Short problem. Convert every line of the items below into a JSON list of strings, with one string per line and blank lines omitted.
- - - - - - -
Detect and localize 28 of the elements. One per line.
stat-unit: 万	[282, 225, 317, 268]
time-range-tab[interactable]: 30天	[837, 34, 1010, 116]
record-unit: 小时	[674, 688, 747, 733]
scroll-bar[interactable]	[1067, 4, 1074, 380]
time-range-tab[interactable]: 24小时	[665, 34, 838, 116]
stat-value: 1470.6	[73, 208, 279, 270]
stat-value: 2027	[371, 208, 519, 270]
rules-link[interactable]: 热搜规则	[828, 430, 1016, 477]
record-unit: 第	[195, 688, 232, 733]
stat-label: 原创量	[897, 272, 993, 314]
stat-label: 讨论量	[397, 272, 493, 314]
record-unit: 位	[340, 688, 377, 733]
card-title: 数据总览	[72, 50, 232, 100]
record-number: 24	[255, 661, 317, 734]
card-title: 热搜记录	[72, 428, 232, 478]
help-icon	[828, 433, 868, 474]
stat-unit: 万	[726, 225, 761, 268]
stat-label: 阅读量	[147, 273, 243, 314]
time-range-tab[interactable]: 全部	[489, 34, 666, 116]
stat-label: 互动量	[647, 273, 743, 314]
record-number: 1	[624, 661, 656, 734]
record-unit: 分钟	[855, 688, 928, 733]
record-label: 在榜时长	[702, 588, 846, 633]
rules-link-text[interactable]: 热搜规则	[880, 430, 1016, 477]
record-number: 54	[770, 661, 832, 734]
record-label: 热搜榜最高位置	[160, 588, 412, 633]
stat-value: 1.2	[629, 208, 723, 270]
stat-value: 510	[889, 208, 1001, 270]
- - - - - - -
The completed task.
[
  "Detect and localize 28 of the elements. One per line.",
  "stat-unit: 万\t[282, 225, 317, 268]",
  "time-range-tab[interactable]: 30天\t[837, 34, 1010, 116]",
  "record-unit: 小时\t[674, 688, 747, 733]",
  "scroll-bar[interactable]\t[1067, 4, 1074, 380]",
  "time-range-tab[interactable]: 24小时\t[665, 34, 838, 116]",
  "stat-value: 1470.6\t[73, 208, 279, 270]",
  "stat-value: 2027\t[371, 208, 519, 270]",
  "rules-link[interactable]: 热搜规则\t[828, 430, 1016, 477]",
  "record-unit: 第\t[195, 688, 232, 733]",
  "stat-label: 原创量\t[897, 272, 993, 314]",
  "stat-label: 讨论量\t[397, 272, 493, 314]",
  "record-unit: 位\t[340, 688, 377, 733]",
  "card-title: 数据总览\t[72, 50, 232, 100]",
  "record-number: 24\t[255, 661, 317, 734]",
  "card-title: 热搜记录\t[72, 428, 232, 478]",
  "help-icon\t[828, 433, 868, 474]",
  "stat-unit: 万\t[726, 225, 761, 268]",
  "stat-label: 阅读量\t[147, 273, 243, 314]",
  "time-range-tab[interactable]: 全部\t[489, 34, 666, 116]",
  "stat-label: 互动量\t[647, 273, 743, 314]",
  "record-number: 1\t[624, 661, 656, 734]",
  "record-unit: 分钟\t[855, 688, 928, 733]",
  "record-label: 在榜时长\t[702, 588, 846, 633]",
  "rules-link-text[interactable]: 热搜规则\t[880, 430, 1016, 477]",
  "record-number: 54\t[770, 661, 832, 734]",
  "record-label: 热搜榜最高位置\t[160, 588, 412, 633]",
  "stat-value: 1.2\t[629, 208, 723, 270]",
  "stat-value: 510\t[889, 208, 1001, 270]"
]